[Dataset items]

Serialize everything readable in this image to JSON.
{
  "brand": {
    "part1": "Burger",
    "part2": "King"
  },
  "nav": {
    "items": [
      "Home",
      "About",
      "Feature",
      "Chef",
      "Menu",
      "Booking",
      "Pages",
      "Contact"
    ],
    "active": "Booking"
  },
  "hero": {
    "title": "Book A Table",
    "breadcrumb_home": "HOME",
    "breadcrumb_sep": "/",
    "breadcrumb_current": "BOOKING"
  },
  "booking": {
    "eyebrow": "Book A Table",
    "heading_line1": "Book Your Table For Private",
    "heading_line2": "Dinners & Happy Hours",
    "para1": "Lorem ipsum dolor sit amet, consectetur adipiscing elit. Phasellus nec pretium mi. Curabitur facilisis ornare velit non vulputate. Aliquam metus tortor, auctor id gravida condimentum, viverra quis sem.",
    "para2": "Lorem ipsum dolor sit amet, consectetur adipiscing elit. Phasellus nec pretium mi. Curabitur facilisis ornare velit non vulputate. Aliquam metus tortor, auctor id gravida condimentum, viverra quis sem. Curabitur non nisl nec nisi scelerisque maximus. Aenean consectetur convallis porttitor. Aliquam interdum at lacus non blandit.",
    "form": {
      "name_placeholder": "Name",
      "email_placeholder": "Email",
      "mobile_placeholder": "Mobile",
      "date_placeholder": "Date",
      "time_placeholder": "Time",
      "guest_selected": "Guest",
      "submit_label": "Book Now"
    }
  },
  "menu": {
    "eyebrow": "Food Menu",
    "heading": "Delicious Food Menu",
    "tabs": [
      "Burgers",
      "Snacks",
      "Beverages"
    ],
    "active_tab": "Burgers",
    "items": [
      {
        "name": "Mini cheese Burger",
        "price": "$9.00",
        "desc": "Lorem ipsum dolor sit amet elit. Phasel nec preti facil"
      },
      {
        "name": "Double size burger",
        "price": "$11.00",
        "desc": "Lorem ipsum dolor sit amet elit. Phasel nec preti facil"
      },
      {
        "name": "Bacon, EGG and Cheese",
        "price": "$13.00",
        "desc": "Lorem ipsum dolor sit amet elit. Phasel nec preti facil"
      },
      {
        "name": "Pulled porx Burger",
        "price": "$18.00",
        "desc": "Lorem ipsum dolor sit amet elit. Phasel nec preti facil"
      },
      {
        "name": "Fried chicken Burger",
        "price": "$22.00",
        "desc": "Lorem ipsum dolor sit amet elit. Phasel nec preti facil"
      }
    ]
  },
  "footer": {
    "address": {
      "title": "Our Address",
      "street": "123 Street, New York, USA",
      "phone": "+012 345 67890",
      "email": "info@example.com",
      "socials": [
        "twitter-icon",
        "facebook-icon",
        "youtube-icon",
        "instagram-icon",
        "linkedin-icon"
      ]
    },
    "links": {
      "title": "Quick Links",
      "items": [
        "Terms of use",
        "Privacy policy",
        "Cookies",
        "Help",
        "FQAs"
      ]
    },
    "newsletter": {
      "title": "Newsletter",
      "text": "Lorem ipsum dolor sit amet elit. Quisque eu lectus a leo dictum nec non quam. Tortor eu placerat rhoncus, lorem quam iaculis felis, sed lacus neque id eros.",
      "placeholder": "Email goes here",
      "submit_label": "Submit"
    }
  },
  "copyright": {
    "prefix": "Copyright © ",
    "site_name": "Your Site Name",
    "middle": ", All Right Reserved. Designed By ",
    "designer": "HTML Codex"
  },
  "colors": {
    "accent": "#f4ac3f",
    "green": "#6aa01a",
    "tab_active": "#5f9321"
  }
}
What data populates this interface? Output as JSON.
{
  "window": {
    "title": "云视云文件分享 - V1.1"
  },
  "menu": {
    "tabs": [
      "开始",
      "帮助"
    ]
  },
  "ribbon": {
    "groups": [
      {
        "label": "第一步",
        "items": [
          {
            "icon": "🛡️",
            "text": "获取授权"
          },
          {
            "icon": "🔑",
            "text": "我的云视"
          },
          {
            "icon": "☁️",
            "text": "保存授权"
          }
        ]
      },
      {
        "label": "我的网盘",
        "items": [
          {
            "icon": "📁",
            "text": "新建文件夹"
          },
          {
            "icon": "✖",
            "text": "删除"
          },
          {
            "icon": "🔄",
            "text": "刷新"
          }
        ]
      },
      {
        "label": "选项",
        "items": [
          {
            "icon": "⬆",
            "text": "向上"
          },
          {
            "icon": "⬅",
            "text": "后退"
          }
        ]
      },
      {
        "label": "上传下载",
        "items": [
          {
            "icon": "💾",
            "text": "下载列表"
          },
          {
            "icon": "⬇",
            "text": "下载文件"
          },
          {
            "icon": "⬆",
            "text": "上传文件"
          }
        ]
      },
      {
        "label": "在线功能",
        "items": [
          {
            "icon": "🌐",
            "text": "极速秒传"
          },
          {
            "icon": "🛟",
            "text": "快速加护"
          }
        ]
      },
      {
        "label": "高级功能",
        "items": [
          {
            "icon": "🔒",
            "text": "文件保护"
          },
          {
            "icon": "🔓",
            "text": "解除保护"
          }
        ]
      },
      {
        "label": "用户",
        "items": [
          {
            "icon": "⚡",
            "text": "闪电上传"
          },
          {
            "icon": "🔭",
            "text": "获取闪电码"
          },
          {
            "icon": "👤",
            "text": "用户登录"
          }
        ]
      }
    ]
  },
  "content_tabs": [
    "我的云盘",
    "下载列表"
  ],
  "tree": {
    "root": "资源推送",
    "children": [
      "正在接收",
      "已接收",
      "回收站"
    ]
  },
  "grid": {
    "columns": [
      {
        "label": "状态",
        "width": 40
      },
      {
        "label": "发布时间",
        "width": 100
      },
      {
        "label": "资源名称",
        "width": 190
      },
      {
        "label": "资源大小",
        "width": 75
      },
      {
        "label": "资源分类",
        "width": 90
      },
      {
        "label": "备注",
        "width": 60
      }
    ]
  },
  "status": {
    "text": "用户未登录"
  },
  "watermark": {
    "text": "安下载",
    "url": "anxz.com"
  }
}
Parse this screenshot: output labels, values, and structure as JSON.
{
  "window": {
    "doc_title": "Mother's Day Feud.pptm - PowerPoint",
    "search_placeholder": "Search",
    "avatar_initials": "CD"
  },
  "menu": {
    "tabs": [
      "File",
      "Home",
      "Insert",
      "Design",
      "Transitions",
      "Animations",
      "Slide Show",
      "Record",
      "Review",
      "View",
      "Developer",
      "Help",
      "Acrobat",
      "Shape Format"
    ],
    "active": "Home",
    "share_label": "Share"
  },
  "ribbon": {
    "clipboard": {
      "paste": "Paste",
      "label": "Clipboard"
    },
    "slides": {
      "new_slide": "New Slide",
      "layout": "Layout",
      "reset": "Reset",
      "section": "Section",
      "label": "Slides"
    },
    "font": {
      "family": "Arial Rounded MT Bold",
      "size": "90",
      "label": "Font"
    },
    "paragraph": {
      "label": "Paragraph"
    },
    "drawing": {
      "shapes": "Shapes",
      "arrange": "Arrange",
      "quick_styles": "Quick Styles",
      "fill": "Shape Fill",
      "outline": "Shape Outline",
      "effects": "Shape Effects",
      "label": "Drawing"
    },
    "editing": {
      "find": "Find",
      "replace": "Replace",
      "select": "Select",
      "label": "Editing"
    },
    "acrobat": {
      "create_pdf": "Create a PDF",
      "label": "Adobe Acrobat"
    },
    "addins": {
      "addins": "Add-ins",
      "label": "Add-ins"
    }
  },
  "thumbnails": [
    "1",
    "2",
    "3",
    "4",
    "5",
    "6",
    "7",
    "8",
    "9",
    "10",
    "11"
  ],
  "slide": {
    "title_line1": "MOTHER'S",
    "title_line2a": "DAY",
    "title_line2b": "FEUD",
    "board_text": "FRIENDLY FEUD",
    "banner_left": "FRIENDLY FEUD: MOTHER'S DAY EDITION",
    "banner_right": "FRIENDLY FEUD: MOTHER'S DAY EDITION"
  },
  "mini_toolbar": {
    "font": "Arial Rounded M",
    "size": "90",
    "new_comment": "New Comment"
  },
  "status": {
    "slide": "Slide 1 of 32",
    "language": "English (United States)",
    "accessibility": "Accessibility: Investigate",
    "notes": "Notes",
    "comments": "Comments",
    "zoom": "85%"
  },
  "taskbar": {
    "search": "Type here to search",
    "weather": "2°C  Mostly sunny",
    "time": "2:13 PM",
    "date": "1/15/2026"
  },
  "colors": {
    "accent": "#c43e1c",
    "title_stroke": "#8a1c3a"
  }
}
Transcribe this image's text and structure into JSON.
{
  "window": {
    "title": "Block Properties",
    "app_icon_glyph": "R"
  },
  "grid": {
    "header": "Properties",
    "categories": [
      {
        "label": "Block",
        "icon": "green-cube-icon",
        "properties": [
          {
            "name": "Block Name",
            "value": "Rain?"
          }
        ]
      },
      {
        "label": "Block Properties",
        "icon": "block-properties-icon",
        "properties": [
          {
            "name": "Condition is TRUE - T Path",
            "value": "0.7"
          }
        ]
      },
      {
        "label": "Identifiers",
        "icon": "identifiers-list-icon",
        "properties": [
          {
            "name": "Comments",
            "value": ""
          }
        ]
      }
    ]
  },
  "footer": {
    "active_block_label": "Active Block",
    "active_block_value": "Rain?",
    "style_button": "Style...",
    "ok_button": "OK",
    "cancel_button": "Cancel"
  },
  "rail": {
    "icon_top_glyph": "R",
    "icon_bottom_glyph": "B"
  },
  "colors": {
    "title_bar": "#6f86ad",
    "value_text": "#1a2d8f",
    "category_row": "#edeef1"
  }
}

■ INSTRUCTIONS TO FOLLOW ■
Copy each line that holds the word "Curabitur".

■ THE RESULT ■
    "para1": "Lorem ipsum dolor sit amet, consectetur adipiscing elit. Phasellus nec pretium mi. Curabitur facilisis ornare velit non vulputate. Aliquam metus tortor, auctor id gravida condimentum, viverra quis sem.",
    "para2": "Lorem ipsum dolor sit amet, consectetur adipiscing elit. Phasellus nec pretium mi. Curabitur facilisis ornare velit non vulputate. Aliquam metus tortor, auctor id gravida condimentum, viverra quis sem. Curabitur non nisl nec nisi scelerisque maximus. Aenean consectetur convallis porttitor. Aliquam interdum at lacus non blandit.",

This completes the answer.